**SHORT PROBLEM:**
Quote the whole listing verbatim.

**SUPPLIED RECORDS:**
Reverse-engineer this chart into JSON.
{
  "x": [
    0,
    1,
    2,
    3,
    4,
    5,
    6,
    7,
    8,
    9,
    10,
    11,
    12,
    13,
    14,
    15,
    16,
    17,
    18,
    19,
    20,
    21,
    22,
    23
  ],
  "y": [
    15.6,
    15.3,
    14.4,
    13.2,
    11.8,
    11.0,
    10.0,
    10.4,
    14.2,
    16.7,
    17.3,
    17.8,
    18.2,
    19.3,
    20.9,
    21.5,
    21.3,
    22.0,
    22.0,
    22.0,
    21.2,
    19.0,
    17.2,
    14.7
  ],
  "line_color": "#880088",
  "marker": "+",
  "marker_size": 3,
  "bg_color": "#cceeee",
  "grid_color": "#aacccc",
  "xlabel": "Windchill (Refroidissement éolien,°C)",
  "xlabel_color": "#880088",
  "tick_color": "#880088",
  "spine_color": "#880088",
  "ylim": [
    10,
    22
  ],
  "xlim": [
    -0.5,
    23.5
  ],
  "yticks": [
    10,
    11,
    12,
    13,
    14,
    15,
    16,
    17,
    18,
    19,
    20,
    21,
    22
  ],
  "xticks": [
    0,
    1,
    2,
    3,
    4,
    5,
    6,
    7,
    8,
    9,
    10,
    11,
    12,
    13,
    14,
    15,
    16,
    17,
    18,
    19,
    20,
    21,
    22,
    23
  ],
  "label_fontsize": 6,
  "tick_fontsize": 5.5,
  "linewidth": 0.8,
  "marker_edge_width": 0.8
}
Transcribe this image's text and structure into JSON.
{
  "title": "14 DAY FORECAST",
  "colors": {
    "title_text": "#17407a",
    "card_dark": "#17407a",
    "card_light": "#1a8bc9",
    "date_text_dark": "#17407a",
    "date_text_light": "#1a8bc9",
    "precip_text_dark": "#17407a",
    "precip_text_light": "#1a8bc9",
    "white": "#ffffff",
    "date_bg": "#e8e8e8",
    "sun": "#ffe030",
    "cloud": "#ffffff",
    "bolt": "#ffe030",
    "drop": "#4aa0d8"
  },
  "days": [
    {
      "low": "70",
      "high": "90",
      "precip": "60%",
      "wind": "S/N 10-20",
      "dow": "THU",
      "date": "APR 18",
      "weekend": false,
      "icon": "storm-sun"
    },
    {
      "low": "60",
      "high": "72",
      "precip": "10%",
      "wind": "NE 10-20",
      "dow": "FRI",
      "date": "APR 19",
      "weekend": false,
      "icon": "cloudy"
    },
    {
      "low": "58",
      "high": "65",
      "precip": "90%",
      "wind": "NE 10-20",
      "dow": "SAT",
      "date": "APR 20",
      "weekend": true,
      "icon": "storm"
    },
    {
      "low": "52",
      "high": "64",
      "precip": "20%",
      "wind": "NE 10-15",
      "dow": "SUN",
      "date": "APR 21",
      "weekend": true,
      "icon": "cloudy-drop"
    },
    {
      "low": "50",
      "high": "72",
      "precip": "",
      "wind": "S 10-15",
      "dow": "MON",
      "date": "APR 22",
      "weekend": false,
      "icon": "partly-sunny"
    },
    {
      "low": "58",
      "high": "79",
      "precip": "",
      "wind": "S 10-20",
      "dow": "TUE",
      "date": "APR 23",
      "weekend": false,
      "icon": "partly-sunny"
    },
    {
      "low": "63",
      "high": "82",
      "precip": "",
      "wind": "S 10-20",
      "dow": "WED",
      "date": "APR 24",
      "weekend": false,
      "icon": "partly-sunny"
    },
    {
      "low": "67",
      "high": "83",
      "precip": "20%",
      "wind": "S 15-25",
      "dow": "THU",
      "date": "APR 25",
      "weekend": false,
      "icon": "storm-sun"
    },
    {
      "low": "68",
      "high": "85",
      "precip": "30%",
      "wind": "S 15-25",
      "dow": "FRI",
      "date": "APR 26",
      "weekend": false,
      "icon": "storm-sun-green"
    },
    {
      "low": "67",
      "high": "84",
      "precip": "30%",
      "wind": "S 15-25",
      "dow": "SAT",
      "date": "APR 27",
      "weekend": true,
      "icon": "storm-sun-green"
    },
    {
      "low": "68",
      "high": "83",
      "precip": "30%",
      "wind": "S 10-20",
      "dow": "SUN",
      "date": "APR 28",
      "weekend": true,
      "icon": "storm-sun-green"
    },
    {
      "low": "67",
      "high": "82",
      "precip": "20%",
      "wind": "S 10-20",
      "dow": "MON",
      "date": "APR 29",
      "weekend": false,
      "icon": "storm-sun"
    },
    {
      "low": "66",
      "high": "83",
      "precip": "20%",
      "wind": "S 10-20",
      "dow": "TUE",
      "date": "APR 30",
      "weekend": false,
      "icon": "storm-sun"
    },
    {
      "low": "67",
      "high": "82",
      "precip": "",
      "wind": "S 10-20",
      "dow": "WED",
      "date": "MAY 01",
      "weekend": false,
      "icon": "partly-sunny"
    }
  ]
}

**OUTPUT FOR THIS EXERCISE:**
Reverse-engineer this chart into JSON.
{
  "x": [
    0,
    1,
    2,
    3,
    4,
    5,
    6,
    7,
    8,
    9,
    10,
    11,
    12,
    13,
    14,
    15,
    16,
    17,
    18,
    19,
    20,
    21,
    22,
    23
  ],
  "y": [
    15.6,
    15.3,
    14.4,
    13.2,
    11.8,
    11.0,
    10.0,
    10.4,
    14.2,
    16.7,
    17.3,
    17.8,
    18.2,
    19.3,
    20.9,
    21.5,
    21.3,
    22.0,
    22.0,
    22.0,
    21.2,
    19.0,
    17.2,
    14.7
  ],
  "line_color": "#880088",
  "marker": "+",
  "marker_size": 3,
  "bg_color": "#cceeee",
  "grid_color": "#aacccc",
  "xlabel": "Windchill (Refroidissement éolien,°C)",
  "xlabel_color": "#880088",
  "tick_color": "#880088",
  "spine_color": "#880088",
  "ylim": [
    10,
    22
  ],
  "xlim": [
    -0.5,
    23.5
  ],
  "yticks": [
    10,
    11,
    12,
    13,
    14,
    15,
    16,
    17,
    18,
    19,
    20,
    21,
    22
  ],
  "xticks": [
    0,
    1,
    2,
    3,
    4,
    5,
    6,
    7,
    8,
    9,
    10,
    11,
    12,
    13,
    14,
    15,
    16,
    17,
    18,
    19,
    20,
    21,
    22,
    23
  ],
  "label_fontsize": 6,
  "tick_fontsize": 5.5,
  "linewidth": 0.8,
  "marker_edge_width": 0.8
}
Transcribe this image's text and structure into JSON.
{
  "title": "14 DAY FORECAST",
  "colors": {
    "title_text": "#17407a",
    "card_dark": "#17407a",
    "card_light": "#1a8bc9",
    "date_text_dark": "#17407a",
    "date_text_light": "#1a8bc9",
    "precip_text_dark": "#17407a",
    "precip_text_light": "#1a8bc9",
    "white": "#ffffff",
    "date_bg": "#e8e8e8",
    "sun": "#ffe030",
    "cloud": "#ffffff",
    "bolt": "#ffe030",
    "drop": "#4aa0d8"
  },
  "days": [
    {
      "low": "70",
      "high": "90",
      "precip": "60%",
      "wind": "S/N 10-20",
      "dow": "THU",
      "date": "APR 18",
      "weekend": false,
      "icon": "storm-sun"
    },
    {
      "low": "60",
      "high": "72",
      "precip": "10%",
      "wind": "NE 10-20",
      "dow": "FRI",
      "date": "APR 19",
      "weekend": false,
      "icon": "cloudy"
    },
    {
      "low": "58",
      "high": "65",
      "precip": "90%",
      "wind": "NE 10-20",
      "dow": "SAT",
      "date": "APR 20",
      "weekend": true,
      "icon": "storm"
    },
    {
      "low": "52",
      "high": "64",
      "precip": "20%",
      "wind": "NE 10-15",
      "dow": "SUN",
      "date": "APR 21",
      "weekend": true,
      "icon": "cloudy-drop"
    },
    {
      "low": "50",
      "high": "72",
      "precip": "",
      "wind": "S 10-15",
      "dow": "MON",
      "date": "APR 22",
      "weekend": false,
      "icon": "partly-sunny"
    },
    {
      "low": "58",
      "high": "79",
      "precip": "",
      "wind": "S 10-20",
      "dow": "TUE",
      "date": "APR 23",
      "weekend": false,
      "icon": "partly-sunny"
    },
    {
      "low": "63",
      "high": "82",
      "precip": "",
      "wind": "S 10-20",
      "dow": "WED",
      "date": "APR 24",
      "weekend": false,
      "icon": "partly-sunny"
    },
    {
      "low": "67",
      "high": "83",
      "precip": "20%",
      "wind": "S 15-25",
      "dow": "THU",
      "date": "APR 25",
      "weekend": false,
      "icon": "storm-sun"
    },
    {
      "low": "68",
      "high": "85",
      "precip": "30%",
      "wind": "S 15-25",
      "dow": "FRI",
      "date": "APR 26",
      "weekend": false,
      "icon": "storm-sun-green"
    },
    {
      "low": "67",
      "high": "84",
      "precip": "30%",
      "wind": "S 15-25",
      "dow": "SAT",
      "date": "APR 27",
      "weekend": true,
      "icon": "storm-sun-green"
    },
    {
      "low": "68",
      "high": "83",
      "precip": "30%",
      "wind": "S 10-20",
      "dow": "SUN",
      "date": "APR 28",
      "weekend": true,
      "icon": "storm-sun-green"
    },
    {
      "low": "67",
      "high": "82",
      "precip": "20%",
      "wind": "S 10-20",
      "dow": "MON",
      "date": "APR 29",
      "weekend": false,
      "icon": "storm-sun"
    },
    {
      "low": "66",
      "high": "83",
      "precip": "20%",
      "wind": "S 10-20",
      "dow": "TUE",
      "date": "APR 30",
      "weekend": false,
      "icon": "storm-sun"
    },
    {
      "low": "67",
      "high": "82",
      "precip": "",
      "wind": "S 10-20",
      "dow": "WED",
      "date": "MAY 01",
      "weekend": false,
      "icon": "partly-sunny"
    }
  ]
}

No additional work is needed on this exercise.